Work instructions:
List every line below containing "woman".

Records shown:
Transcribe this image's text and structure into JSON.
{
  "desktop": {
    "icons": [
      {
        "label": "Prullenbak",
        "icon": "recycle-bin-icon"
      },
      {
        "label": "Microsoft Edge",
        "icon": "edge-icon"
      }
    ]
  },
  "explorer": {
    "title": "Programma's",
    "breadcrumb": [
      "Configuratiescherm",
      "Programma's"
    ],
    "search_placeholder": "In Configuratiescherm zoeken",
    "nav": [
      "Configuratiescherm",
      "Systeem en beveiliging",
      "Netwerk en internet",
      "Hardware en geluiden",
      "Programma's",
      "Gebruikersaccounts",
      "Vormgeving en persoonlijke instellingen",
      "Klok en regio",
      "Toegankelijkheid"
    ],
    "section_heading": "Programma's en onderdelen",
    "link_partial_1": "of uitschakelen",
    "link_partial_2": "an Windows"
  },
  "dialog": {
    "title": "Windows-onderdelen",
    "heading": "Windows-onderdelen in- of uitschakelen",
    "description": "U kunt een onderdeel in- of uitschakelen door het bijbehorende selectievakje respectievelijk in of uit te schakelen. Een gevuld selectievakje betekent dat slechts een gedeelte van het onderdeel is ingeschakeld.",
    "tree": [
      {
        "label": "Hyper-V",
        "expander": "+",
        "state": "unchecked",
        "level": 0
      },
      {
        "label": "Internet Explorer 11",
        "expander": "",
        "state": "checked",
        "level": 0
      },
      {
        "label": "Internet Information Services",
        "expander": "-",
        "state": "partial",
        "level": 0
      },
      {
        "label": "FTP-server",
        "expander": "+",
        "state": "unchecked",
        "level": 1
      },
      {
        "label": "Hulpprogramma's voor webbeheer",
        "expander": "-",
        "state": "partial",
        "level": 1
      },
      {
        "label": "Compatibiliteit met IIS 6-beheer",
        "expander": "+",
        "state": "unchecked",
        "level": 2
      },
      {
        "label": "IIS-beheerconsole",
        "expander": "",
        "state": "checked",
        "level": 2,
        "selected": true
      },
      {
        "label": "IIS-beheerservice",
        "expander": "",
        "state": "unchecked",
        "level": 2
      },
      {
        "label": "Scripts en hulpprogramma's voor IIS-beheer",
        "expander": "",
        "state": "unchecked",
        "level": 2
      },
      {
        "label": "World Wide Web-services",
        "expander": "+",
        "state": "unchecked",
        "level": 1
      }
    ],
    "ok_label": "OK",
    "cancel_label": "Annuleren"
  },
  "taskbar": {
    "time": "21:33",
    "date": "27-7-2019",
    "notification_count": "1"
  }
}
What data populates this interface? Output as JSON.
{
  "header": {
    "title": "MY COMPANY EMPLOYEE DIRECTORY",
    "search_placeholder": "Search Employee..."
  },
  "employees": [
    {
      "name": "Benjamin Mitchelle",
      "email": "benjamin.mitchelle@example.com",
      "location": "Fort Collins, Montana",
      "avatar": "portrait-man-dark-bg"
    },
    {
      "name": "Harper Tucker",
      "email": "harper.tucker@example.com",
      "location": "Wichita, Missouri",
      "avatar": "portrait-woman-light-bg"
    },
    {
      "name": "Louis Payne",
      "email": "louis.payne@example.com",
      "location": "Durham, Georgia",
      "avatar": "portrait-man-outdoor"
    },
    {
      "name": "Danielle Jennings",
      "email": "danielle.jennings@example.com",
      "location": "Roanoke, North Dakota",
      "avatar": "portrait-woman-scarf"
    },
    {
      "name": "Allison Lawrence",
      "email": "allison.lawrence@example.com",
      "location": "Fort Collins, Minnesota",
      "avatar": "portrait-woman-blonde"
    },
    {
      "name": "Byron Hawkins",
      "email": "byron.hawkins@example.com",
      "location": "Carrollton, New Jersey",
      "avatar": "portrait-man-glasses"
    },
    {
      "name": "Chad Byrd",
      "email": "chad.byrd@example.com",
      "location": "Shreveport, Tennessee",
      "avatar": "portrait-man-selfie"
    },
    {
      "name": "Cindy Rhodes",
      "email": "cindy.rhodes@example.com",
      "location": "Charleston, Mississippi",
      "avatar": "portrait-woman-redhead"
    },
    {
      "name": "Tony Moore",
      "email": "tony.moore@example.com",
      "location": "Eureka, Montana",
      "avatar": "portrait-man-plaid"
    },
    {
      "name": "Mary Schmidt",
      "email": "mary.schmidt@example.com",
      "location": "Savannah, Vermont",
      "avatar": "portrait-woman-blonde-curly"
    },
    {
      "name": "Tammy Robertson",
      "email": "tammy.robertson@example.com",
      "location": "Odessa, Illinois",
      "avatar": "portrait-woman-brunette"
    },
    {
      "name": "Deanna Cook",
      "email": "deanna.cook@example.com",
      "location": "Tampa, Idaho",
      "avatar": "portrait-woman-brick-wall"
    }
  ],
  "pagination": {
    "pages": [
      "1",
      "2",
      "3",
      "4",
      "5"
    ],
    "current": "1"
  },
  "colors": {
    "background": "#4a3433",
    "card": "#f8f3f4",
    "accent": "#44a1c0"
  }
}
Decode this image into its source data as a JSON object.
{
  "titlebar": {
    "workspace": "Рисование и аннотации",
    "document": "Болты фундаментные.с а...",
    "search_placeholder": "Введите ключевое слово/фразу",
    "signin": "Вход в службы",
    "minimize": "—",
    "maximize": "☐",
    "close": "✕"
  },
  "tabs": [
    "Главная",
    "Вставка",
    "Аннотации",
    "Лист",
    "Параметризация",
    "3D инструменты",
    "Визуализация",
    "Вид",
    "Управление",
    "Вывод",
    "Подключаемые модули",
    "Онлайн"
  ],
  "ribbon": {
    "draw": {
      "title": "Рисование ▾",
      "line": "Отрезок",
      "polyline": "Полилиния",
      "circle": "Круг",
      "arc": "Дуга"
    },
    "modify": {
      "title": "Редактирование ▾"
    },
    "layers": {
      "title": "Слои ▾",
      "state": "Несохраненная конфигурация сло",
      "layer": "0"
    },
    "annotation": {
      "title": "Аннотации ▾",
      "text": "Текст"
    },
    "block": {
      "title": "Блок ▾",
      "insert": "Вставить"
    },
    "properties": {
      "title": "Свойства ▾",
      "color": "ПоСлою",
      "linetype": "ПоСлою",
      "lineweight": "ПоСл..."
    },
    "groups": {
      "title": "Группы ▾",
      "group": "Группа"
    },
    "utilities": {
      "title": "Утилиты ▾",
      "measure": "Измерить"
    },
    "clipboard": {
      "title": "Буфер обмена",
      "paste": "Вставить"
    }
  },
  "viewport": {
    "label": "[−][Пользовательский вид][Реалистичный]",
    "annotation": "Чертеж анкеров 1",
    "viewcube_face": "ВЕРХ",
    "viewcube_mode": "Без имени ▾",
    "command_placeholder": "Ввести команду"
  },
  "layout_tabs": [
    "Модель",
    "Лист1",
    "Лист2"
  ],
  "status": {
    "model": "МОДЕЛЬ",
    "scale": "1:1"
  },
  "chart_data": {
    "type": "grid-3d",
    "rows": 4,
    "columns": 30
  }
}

Solution for this task:
      "avatar": "portrait-woman-light-bg"
      "avatar": "portrait-woman-scarf"
      "avatar": "portrait-woman-blonde"
      "avatar": "portrait-woman-redhead"
      "avatar": "portrait-woman-blonde-curly"
      "avatar": "portrait-woman-brunette"
      "avatar": "portrait-woman-brick-wall"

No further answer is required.